** BEGIN **

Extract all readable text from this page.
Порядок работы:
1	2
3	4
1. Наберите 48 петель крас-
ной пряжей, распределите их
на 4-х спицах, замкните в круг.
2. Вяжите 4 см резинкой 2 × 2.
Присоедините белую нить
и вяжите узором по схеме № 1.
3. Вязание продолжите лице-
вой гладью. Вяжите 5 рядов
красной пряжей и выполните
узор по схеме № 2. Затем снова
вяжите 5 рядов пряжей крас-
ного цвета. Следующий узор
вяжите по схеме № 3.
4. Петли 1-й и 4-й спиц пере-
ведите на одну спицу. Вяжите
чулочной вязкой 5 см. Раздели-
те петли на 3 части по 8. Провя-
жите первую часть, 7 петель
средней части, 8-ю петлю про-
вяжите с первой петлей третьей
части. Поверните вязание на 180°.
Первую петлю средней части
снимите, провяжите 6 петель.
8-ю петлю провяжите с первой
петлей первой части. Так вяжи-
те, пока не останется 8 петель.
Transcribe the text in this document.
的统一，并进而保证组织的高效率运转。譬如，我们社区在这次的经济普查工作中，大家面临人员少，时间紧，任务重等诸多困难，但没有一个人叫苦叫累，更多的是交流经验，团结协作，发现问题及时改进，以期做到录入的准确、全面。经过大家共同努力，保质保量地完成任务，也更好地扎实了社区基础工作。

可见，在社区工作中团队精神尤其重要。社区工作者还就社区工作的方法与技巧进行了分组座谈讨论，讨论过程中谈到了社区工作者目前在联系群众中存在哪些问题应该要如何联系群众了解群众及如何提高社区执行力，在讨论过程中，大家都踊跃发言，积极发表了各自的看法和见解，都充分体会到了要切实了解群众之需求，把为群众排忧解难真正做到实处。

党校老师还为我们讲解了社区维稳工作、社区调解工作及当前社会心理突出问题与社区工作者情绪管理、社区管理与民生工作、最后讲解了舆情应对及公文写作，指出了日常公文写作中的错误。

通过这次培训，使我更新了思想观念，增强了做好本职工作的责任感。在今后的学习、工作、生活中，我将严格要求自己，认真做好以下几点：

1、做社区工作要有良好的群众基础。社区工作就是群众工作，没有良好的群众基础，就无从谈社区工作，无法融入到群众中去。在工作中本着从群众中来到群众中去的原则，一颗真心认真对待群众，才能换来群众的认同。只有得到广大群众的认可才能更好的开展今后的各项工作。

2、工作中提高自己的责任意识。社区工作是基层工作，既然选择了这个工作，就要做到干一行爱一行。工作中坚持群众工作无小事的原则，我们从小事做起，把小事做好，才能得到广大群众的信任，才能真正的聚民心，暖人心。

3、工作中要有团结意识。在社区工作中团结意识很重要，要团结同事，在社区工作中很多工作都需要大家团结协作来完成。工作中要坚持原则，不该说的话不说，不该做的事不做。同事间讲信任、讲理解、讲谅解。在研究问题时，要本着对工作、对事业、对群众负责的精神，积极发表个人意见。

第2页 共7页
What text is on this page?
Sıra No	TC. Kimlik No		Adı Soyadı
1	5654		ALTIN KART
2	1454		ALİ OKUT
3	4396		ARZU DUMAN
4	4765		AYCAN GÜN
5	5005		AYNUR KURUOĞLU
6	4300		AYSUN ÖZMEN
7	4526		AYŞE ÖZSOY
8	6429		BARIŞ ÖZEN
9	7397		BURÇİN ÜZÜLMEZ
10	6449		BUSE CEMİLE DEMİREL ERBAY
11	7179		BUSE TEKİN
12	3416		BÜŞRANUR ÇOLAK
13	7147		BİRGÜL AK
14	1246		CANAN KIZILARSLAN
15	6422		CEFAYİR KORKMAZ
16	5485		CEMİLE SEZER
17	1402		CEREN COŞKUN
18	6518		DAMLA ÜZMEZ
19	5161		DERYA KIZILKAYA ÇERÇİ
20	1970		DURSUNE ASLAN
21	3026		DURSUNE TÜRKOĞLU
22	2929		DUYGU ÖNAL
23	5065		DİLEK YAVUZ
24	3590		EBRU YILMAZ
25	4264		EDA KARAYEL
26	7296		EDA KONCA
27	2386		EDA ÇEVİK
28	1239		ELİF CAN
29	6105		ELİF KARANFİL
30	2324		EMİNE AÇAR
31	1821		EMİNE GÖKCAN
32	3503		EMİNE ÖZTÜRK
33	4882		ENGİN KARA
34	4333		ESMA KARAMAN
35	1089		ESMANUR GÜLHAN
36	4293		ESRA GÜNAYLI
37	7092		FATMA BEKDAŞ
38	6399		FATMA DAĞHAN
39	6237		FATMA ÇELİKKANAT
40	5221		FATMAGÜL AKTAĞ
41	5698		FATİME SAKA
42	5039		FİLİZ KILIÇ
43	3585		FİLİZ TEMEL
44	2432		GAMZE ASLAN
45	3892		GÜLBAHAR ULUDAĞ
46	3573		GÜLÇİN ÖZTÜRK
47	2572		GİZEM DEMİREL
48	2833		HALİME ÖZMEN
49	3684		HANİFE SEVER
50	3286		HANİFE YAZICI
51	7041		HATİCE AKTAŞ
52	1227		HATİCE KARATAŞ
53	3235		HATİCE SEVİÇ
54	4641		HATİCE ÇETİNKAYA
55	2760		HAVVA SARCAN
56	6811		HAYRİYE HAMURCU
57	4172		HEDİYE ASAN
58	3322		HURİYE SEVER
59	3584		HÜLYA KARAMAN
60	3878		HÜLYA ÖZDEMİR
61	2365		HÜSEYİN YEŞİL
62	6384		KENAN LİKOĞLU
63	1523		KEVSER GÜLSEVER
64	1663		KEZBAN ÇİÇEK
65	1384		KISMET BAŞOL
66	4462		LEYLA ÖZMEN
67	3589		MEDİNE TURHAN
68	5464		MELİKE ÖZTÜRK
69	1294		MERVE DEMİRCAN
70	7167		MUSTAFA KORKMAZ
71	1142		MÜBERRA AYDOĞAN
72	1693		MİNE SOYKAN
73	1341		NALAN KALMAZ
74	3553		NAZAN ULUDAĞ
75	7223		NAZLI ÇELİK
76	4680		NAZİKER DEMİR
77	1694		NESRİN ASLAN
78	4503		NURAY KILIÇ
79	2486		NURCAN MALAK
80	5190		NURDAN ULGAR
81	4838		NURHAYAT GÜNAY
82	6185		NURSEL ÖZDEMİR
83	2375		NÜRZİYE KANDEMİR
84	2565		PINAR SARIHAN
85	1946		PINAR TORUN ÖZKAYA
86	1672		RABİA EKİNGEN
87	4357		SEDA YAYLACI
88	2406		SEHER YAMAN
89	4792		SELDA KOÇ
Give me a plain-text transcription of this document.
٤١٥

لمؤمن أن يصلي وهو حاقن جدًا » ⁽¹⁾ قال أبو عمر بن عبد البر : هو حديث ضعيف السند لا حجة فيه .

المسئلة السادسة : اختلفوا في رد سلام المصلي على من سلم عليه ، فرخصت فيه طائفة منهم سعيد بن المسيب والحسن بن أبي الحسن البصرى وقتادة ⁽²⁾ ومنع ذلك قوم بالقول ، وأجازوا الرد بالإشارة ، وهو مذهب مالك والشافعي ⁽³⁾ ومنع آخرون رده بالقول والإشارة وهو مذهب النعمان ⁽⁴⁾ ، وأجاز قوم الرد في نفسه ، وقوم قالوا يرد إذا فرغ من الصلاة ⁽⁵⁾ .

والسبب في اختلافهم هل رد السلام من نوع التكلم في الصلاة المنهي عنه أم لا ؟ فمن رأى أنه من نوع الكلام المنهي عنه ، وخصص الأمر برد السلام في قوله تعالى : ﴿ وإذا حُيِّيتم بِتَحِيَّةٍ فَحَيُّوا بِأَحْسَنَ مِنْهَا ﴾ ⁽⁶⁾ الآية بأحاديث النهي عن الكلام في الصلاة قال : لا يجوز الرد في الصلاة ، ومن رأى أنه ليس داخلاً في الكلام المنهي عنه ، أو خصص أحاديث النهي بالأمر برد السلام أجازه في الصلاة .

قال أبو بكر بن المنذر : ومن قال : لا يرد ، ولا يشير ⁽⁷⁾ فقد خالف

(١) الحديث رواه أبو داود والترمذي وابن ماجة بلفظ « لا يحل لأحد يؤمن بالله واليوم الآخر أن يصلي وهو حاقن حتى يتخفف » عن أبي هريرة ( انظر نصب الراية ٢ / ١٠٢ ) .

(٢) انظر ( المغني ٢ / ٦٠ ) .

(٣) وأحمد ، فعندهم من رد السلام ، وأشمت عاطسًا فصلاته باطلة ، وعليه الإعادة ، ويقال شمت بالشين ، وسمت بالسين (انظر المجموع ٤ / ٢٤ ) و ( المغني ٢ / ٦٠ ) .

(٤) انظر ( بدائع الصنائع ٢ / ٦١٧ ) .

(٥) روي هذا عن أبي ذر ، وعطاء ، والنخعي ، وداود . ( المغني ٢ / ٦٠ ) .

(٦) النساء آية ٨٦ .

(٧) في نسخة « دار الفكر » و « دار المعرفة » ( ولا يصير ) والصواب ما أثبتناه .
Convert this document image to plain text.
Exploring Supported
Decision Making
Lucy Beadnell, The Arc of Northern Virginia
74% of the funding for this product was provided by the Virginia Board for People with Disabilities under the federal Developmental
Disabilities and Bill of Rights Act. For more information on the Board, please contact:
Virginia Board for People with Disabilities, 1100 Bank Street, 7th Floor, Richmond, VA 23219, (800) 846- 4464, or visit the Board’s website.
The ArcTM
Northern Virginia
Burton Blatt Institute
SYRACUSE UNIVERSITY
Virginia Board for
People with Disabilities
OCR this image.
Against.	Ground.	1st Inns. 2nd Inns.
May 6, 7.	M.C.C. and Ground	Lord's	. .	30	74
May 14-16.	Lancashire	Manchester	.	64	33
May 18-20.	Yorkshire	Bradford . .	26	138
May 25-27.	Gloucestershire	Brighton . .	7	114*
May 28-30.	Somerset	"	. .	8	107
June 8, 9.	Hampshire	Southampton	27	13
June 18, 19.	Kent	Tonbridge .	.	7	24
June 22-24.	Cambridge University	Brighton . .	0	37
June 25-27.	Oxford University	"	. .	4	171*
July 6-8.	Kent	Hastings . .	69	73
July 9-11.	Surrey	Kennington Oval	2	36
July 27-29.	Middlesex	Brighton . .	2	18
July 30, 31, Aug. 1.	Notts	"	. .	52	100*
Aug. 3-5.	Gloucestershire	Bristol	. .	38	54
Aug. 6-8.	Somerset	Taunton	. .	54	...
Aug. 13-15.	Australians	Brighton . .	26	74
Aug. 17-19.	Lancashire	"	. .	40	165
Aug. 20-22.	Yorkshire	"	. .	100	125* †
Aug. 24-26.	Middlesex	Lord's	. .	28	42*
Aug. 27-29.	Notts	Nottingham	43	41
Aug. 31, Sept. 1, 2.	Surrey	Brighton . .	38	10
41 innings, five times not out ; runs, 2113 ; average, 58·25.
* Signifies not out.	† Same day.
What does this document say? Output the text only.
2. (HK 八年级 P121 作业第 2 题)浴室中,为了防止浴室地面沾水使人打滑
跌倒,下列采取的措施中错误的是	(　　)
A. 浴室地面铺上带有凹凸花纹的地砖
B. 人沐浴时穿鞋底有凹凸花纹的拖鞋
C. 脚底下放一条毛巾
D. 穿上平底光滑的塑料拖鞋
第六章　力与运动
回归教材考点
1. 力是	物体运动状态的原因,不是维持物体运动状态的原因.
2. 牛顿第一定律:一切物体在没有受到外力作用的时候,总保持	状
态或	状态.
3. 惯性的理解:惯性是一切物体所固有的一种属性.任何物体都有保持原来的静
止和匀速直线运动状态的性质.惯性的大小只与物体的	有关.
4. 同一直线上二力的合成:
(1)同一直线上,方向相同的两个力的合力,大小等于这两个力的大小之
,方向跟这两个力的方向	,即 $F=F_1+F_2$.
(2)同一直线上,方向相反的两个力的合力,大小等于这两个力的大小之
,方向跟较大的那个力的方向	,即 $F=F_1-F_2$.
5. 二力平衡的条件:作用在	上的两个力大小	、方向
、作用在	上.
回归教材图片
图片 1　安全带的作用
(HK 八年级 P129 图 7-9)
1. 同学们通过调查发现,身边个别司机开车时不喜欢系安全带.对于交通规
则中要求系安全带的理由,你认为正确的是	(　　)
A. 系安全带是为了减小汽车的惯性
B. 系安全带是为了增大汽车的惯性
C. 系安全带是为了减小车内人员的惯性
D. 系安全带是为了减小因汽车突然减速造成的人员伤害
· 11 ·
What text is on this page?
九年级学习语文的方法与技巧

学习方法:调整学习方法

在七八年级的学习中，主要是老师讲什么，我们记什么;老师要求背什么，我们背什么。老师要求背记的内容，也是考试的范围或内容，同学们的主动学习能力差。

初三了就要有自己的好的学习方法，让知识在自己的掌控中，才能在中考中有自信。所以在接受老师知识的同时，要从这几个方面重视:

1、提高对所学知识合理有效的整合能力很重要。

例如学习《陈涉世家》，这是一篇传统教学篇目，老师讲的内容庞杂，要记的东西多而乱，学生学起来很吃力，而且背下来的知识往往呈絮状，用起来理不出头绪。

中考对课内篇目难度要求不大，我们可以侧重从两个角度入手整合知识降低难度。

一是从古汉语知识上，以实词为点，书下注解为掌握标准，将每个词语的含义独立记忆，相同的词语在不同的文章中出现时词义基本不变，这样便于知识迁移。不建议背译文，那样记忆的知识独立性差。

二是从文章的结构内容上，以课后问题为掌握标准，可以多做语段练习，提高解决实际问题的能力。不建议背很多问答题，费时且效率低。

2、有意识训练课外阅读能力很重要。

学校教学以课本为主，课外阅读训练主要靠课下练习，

** END **

PROBLEM REQUIREMENTS =>
Above are the records. Copy every line in them holding "يصلي".

SOLUTION TO THIS EXERCISE =>
لمؤمن أن يصلي وهو حاقن جدًا » ⁽¹⁾ قال أبو عمر بن عبد البر : هو حديث ضعيف السند لا حجة فيه .
(١) الحديث رواه أبو داود والترمذي وابن ماجة بلفظ « لا يحل لأحد يؤمن بالله واليوم الآخر أن يصلي وهو حاقن حتى يتخفف » عن أبي هريرة ( انظر نصب الراية ٢ / ١٠٢ ) .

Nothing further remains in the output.